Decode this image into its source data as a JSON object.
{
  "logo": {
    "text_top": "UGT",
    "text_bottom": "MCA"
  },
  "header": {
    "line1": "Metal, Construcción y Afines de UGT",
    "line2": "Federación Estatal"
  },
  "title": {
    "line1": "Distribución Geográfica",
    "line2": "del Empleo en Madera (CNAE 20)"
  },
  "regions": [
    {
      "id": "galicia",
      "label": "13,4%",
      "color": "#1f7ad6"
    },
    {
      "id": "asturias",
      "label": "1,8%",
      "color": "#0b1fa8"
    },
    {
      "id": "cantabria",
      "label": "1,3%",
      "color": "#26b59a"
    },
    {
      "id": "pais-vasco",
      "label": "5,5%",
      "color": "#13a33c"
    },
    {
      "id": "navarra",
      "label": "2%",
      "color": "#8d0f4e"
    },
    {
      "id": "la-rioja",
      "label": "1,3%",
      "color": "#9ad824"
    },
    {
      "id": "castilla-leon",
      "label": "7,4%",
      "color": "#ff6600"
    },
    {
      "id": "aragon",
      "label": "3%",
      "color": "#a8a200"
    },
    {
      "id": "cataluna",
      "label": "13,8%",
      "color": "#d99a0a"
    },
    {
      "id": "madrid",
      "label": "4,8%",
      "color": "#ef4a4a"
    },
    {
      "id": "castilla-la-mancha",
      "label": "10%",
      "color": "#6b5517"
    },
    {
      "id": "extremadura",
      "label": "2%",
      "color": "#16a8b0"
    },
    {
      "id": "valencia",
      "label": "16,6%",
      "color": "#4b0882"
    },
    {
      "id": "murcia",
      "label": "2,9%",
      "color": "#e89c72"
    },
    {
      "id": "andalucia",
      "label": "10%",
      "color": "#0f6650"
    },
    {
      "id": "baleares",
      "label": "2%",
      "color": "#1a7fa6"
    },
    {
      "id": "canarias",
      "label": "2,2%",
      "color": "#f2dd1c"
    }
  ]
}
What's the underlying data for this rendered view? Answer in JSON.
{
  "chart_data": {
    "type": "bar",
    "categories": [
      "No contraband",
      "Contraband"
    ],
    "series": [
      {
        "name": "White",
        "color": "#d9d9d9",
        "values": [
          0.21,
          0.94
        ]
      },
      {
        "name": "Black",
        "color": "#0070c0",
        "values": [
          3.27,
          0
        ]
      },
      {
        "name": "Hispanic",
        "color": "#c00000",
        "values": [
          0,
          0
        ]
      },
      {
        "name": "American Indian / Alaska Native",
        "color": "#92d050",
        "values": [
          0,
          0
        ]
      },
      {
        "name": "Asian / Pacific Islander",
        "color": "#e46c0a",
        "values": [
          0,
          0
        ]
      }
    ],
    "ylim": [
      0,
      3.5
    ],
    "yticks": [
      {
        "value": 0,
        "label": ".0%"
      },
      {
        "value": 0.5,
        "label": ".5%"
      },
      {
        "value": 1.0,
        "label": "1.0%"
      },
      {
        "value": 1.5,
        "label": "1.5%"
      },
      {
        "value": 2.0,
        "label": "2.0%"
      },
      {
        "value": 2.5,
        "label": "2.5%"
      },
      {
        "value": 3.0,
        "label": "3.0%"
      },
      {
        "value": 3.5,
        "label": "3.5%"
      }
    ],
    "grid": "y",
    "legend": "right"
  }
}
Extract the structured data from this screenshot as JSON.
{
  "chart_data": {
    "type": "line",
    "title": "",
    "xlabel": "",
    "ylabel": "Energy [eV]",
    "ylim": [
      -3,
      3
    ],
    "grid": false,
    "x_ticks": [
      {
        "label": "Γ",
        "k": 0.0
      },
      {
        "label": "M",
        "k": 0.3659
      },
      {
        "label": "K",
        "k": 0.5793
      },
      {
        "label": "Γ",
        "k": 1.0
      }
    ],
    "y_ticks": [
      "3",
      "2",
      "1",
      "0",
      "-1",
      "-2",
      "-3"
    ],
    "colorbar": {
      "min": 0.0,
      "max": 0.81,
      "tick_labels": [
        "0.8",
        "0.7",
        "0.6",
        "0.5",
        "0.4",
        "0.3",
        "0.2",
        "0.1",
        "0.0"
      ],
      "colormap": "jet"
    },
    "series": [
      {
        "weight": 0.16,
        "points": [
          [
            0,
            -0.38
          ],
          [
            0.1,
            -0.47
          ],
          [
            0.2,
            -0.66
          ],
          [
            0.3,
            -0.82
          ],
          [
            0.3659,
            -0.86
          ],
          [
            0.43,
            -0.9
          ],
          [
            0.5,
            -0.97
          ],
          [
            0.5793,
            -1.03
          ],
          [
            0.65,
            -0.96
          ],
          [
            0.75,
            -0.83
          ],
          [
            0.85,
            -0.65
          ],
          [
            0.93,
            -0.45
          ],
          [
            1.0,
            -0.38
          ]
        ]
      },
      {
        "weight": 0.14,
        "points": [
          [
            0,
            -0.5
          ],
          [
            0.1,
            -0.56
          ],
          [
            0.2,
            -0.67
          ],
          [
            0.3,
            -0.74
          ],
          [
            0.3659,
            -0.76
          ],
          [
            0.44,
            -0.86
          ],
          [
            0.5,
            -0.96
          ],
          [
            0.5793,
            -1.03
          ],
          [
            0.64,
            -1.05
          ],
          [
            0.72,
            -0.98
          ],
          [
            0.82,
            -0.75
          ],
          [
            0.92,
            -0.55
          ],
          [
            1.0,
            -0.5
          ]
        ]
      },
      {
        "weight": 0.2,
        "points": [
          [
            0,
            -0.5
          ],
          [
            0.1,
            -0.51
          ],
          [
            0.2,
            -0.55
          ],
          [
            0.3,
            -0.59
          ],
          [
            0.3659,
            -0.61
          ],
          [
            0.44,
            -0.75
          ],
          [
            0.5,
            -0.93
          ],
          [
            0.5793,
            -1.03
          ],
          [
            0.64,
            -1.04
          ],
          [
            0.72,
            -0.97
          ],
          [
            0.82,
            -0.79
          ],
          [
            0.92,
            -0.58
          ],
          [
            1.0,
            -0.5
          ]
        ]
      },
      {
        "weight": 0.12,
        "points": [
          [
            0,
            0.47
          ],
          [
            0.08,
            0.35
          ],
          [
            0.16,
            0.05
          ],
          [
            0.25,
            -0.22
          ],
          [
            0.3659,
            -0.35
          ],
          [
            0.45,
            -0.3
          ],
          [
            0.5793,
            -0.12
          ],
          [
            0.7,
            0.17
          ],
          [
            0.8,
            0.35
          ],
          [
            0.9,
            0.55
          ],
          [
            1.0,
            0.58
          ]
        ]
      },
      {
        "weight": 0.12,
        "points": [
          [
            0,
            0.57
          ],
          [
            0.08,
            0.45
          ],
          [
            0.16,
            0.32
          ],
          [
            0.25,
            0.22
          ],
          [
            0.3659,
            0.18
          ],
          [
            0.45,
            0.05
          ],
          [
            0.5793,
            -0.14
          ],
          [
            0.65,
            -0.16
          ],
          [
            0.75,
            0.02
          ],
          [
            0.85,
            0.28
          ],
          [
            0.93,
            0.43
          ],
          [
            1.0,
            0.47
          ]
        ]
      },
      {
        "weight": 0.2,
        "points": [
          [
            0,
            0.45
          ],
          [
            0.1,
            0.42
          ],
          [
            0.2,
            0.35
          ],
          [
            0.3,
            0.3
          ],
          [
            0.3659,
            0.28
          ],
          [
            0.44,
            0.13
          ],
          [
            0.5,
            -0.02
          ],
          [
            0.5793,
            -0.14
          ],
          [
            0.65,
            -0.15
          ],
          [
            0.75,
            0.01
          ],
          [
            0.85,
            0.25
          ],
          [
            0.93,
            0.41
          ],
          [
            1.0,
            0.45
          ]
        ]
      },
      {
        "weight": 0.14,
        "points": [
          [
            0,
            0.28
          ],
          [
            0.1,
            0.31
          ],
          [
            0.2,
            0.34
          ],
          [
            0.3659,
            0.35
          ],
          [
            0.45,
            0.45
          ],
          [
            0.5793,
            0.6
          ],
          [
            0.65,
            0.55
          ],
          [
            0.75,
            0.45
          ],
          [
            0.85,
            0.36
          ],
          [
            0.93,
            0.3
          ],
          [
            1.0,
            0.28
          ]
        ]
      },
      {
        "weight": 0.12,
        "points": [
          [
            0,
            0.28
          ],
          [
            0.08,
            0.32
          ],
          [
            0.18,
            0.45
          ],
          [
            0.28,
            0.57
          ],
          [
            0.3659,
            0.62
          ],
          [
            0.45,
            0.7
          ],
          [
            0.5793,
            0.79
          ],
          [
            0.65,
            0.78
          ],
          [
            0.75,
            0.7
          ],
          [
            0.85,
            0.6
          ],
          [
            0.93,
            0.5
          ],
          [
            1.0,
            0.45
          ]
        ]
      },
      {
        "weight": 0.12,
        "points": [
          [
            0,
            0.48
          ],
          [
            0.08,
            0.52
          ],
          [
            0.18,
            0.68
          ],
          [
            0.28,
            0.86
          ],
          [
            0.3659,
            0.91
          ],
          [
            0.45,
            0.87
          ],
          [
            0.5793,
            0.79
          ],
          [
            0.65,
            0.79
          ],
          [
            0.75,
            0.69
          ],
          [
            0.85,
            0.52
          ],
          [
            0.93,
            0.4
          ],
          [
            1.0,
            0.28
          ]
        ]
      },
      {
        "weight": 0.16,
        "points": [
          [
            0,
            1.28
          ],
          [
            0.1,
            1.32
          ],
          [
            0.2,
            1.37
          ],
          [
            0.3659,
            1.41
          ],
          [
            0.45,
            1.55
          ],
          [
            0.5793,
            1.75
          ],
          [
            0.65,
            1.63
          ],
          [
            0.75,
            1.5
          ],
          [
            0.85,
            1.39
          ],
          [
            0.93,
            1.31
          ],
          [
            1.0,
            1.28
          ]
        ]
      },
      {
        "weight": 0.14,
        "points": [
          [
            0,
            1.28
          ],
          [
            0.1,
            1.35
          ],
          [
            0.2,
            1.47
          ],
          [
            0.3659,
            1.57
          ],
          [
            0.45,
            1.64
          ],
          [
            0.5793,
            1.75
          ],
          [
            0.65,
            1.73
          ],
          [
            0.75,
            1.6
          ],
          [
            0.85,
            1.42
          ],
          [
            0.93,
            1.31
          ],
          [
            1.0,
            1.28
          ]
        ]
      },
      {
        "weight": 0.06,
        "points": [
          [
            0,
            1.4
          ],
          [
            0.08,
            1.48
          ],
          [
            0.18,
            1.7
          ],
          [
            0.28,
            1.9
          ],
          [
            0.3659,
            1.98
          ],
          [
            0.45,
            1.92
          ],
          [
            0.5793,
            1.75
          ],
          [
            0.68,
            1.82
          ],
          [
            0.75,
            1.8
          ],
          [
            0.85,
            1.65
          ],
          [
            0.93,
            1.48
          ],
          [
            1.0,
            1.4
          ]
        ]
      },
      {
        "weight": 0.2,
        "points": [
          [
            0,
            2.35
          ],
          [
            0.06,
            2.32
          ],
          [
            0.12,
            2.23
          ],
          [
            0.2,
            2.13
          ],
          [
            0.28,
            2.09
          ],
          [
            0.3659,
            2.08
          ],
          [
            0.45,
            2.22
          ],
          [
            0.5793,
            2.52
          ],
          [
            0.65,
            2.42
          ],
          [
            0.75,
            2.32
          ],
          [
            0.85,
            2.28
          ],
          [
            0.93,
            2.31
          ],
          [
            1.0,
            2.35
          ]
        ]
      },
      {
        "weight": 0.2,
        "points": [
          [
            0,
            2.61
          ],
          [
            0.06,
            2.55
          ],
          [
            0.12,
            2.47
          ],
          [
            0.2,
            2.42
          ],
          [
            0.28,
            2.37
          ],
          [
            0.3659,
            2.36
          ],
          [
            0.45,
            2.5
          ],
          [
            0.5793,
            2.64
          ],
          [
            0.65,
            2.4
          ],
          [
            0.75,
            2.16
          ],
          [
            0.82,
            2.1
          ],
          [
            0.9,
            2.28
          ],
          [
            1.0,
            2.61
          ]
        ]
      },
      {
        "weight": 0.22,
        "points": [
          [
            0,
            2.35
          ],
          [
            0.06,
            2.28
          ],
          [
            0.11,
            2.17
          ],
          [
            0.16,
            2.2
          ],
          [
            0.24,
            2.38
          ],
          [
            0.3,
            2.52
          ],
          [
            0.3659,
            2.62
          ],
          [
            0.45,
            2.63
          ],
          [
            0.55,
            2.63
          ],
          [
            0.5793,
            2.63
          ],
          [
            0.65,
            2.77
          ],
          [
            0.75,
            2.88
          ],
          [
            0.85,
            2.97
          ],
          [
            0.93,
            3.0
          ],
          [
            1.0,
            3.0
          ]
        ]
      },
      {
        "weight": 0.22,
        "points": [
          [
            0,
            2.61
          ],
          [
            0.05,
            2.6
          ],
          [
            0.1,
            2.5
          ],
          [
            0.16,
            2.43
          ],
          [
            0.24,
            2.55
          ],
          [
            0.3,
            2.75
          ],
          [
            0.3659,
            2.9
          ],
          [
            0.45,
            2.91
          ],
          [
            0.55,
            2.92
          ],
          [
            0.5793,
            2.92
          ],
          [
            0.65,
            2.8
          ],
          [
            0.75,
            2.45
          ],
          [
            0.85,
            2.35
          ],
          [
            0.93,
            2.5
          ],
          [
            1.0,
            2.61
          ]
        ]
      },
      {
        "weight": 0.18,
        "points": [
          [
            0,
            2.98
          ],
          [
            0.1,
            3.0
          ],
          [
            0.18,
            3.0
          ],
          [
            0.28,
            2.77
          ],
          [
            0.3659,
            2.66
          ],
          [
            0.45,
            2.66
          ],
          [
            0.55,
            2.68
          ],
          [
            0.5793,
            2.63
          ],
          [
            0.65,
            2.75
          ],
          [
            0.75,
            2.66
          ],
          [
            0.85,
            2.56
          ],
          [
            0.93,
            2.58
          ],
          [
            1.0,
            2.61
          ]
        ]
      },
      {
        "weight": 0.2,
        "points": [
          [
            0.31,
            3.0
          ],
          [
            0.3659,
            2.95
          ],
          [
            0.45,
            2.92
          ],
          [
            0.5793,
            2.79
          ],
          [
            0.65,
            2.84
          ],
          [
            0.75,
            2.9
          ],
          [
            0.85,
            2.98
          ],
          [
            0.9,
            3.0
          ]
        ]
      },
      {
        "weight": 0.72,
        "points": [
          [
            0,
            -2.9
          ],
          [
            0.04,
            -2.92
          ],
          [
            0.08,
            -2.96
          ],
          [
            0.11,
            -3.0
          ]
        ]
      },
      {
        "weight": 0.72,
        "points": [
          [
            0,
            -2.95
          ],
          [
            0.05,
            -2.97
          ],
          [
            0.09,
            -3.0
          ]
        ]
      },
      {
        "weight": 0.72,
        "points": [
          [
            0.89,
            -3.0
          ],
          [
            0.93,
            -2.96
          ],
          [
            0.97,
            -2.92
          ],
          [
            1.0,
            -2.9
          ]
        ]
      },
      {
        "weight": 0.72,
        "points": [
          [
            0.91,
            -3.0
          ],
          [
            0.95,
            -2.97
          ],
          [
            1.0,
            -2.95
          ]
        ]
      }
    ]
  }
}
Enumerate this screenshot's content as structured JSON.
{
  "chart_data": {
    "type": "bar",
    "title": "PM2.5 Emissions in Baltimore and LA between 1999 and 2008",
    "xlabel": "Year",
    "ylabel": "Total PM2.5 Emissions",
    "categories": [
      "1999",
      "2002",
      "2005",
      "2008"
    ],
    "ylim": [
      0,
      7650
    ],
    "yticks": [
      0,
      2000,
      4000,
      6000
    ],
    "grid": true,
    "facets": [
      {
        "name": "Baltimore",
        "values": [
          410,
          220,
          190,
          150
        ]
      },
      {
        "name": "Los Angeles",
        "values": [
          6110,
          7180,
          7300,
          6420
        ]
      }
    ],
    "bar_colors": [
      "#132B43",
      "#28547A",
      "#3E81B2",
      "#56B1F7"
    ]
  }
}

Exercise details:
Report every line in the data above in which the word "screenshot" appears.

The solution:
Extract the structured data from this screenshot as JSON.
Enumerate this screenshot's content as structured JSON.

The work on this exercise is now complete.